The lettuce necrotic yellows virus (LNYV), identified in 1963 in Australia (4), is found only in Australia and New Zealand, but it is very similar to the lettuce yellow mottle virus that was recently isolated in France (5). Infection by LNYV causes fading of the leaves and necrosis of the heads, rendering the lettuce unsuitable for consumption. LNYV is transmitted by an aphid of the genus Hyperomyzus (4), and the main natural reservoir of both virus and vector is the common sowthistle (Sonchus oleraceus), which is infected without showing any symptoms. Disease outbreaks occur where the natural reservoir is densely populated and coincide with flight periods of the vector.

• ACTIVITIES
1: Answer these questions using the passage on lettuce necrotic yellows virus:
(a) In what year and in which country was the virus identified?
(b) To which genus does the aphid that transmits the virus belong?
(c) What is the main natural reservoir of both the virus and its vector?
2: Reproduce the passage on lettuce necrotic yellows virus word for word from "The lettuce necrotic" to "of the vector.".

(Bounding box prediction data)
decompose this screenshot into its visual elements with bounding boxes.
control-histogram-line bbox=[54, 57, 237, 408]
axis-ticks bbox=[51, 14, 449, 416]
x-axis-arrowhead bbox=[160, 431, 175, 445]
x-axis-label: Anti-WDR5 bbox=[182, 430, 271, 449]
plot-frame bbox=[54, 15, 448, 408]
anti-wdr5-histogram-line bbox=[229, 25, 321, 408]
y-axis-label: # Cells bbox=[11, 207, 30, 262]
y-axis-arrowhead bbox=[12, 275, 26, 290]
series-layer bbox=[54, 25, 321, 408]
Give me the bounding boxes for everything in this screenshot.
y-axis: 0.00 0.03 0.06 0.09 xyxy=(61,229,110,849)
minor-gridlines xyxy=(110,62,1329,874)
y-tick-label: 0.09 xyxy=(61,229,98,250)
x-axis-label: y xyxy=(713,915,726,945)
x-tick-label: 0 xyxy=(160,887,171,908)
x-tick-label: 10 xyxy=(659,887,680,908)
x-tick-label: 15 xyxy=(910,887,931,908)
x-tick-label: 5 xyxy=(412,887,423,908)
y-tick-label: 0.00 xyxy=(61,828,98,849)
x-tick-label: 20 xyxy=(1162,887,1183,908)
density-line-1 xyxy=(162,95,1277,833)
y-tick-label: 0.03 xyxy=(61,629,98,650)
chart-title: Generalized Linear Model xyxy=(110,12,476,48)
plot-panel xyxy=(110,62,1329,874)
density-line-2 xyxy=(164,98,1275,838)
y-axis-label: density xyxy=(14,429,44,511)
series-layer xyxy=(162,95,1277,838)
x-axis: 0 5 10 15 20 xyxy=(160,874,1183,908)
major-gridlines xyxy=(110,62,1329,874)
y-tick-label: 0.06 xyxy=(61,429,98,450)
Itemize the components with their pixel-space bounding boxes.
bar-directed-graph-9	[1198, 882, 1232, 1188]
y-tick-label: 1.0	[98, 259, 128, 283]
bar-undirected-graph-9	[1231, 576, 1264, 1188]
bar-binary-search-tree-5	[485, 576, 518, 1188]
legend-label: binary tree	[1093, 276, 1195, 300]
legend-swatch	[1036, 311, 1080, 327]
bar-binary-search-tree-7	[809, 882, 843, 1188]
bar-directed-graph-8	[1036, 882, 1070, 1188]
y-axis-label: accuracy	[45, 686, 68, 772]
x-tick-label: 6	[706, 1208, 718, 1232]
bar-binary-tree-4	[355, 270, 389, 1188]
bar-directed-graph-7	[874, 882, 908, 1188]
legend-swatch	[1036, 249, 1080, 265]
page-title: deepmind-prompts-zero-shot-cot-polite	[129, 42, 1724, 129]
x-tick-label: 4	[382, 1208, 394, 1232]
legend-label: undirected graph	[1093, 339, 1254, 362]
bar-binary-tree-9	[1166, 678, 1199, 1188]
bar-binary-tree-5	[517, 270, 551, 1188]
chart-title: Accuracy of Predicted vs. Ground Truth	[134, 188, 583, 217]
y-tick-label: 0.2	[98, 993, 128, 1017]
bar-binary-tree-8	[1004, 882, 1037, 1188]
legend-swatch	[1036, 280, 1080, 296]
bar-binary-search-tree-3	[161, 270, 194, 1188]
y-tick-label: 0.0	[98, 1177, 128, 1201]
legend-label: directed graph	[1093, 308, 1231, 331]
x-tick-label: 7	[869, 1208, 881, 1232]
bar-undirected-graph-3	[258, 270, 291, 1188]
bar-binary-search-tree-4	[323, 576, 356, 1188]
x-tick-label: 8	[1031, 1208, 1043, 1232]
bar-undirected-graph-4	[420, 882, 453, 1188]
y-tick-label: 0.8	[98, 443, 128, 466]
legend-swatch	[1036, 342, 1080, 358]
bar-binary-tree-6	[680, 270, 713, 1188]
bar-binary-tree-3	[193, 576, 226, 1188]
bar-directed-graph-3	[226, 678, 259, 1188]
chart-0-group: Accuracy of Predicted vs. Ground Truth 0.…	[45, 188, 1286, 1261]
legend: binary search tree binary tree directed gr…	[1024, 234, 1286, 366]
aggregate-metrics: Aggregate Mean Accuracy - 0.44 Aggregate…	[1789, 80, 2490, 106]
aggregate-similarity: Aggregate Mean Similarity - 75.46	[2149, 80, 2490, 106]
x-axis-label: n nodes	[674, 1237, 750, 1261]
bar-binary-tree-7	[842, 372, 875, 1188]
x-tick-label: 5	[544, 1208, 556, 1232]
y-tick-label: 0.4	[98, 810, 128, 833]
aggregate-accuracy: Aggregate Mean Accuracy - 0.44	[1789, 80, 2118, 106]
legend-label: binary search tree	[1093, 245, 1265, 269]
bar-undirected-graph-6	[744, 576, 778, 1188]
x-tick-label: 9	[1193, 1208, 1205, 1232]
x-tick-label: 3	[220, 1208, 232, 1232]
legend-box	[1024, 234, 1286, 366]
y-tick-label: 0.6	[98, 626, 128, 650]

• RESPONSES BY ITEM NUMBER
1:
(a) 1963, in Australia.
(b) Hyperomyzus.
(c) The common sowthistle (Sonchus oleraceus).

2:
The lettuce necrotic yellows virus (LNYV), identified in 1963 in Australia (4), is found only in Australia and New Zealand, but it is very similar to the lettuce yellow mottle virus that was recently isolated in France (5). Infection by LNYV causes fading of the leaves and necrosis of the heads, rendering the lettuce unsuitable for consumption. LNYV is transmitted by an aphid of the genus Hyperomyzus (4), and the main natural reservoir of both virus and vector is the common sowthistle (Sonchus oleraceus), which is infected without showing any symptoms. Disease outbreaks occur where the natural reservoir is densely populated and coincide with flight periods of the vector.